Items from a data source
----------
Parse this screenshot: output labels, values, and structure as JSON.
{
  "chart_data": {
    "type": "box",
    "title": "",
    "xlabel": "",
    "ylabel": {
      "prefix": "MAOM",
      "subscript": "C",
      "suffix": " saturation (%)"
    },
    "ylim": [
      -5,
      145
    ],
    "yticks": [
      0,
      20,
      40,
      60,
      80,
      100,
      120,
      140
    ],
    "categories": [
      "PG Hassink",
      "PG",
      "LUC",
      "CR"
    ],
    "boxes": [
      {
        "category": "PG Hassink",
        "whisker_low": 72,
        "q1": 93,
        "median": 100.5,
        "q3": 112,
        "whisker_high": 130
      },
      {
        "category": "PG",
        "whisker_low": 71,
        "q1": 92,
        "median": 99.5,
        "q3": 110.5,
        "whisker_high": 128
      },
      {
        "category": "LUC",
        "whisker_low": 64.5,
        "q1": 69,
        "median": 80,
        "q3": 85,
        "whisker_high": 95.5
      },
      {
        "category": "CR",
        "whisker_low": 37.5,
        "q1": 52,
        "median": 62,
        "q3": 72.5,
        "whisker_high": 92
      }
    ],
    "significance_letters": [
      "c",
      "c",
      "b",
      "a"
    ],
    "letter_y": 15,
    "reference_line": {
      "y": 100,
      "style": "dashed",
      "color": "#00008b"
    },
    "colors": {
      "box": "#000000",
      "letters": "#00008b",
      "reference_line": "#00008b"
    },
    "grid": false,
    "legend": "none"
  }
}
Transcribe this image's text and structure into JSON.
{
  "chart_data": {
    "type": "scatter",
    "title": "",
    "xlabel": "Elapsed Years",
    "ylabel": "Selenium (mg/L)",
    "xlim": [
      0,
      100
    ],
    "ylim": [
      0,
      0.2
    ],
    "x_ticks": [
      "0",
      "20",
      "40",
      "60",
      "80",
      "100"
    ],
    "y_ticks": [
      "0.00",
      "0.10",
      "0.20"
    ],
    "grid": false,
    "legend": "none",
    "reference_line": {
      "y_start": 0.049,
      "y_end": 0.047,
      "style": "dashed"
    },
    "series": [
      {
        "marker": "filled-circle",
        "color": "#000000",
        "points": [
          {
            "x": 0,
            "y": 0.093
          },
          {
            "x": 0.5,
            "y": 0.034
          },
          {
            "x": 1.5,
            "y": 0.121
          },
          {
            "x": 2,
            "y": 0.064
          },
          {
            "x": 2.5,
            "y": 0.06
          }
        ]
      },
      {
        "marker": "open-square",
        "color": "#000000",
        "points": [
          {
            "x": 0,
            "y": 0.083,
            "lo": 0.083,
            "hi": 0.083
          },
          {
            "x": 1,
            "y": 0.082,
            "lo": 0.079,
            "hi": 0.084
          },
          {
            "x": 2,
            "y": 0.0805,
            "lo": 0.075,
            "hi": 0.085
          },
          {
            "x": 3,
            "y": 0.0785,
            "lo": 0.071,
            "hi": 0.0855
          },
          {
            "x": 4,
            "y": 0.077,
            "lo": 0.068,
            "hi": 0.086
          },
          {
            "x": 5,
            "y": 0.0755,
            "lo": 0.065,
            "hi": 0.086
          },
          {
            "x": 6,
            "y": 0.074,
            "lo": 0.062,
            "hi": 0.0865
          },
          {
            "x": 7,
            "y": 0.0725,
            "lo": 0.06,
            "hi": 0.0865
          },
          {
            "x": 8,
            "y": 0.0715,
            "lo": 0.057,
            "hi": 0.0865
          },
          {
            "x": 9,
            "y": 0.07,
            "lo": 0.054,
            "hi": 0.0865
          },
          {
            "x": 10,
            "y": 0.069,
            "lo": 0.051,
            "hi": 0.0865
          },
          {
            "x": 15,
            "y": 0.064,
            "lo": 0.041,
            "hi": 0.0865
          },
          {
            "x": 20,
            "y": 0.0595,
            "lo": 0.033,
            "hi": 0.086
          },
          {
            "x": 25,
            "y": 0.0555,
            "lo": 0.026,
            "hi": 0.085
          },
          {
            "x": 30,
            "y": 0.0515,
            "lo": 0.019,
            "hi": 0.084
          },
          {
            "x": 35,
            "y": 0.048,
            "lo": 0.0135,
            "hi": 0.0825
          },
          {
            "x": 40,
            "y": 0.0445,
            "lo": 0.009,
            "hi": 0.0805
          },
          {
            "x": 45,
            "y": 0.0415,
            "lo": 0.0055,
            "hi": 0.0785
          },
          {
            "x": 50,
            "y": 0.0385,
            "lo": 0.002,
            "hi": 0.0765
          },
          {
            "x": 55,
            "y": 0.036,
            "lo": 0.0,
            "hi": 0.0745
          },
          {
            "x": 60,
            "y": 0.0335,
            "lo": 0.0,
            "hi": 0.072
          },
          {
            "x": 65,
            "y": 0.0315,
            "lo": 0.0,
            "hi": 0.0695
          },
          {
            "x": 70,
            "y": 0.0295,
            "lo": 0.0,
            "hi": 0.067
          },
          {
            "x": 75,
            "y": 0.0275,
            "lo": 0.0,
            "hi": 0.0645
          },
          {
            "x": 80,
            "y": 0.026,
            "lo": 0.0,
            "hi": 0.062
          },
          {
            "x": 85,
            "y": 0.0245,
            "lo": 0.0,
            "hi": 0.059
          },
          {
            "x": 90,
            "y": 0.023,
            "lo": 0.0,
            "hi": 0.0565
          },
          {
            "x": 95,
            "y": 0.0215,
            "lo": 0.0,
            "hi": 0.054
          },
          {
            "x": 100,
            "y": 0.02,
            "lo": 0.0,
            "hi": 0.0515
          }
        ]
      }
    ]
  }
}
----------
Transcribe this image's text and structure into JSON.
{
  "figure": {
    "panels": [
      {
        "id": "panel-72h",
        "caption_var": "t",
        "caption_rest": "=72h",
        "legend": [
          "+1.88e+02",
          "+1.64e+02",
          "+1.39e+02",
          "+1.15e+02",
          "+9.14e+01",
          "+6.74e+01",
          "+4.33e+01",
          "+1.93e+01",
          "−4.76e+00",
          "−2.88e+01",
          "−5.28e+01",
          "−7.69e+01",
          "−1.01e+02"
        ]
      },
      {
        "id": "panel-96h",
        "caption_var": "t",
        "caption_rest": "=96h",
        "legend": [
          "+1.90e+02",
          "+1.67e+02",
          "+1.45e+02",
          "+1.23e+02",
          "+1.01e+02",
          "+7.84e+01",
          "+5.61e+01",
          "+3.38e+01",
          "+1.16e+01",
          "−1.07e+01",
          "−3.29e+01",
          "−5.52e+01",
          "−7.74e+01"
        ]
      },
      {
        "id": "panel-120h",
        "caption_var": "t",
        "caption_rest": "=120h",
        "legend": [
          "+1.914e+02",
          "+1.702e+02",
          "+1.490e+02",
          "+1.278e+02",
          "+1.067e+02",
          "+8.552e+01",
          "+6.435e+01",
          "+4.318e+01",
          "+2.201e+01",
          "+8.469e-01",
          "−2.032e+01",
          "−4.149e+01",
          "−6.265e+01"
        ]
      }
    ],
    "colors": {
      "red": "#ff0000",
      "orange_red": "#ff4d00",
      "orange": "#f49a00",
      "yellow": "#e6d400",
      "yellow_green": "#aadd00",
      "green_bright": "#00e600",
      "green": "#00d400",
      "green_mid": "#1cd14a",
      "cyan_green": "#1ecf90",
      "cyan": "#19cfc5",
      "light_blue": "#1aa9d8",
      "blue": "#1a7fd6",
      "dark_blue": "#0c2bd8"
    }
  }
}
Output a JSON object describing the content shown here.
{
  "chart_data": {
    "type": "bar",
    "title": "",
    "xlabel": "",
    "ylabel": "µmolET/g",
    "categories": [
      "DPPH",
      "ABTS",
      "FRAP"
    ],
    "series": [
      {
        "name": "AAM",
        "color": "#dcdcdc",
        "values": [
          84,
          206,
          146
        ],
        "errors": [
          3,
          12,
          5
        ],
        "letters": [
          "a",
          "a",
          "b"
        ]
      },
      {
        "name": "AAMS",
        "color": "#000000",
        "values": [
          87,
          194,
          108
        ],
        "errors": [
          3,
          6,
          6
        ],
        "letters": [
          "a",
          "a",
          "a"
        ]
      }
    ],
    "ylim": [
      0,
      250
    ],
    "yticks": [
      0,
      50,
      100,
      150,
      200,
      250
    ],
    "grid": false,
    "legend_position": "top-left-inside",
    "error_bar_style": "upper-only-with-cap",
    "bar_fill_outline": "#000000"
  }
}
----------
Exercise prompt: Copy out each line in the listing that has the word "marker".

Result for this exercise:
        "marker": "filled-circle",
        "marker": "open-square",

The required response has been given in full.